TASK STATEMENT — Copy out all lines with the word "románu" in them.

Dataset records —
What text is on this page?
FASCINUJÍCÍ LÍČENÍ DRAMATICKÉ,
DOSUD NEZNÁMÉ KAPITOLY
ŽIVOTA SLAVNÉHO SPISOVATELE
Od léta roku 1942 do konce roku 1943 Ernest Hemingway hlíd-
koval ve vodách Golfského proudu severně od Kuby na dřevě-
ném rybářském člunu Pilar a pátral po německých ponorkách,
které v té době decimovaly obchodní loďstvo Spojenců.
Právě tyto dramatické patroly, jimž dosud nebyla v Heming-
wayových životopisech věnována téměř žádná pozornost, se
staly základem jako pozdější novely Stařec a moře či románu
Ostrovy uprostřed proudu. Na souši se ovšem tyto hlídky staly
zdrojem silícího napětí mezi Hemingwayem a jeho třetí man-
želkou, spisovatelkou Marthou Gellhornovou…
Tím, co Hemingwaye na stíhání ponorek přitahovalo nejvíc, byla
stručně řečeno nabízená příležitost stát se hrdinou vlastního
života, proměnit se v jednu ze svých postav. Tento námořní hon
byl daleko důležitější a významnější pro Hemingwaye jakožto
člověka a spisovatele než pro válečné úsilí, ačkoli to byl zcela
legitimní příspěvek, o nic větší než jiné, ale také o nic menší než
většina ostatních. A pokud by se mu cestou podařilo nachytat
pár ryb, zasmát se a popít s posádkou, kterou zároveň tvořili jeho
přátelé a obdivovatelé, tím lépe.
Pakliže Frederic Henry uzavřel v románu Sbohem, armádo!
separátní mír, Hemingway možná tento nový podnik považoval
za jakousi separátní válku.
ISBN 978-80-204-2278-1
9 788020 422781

ANSWER TO THIS PROBLEM —
staly základem jako pozdější novely Stařec a moře či románu
Pakliže Frederic Henry uzavřel v románu Sbohem, armádo!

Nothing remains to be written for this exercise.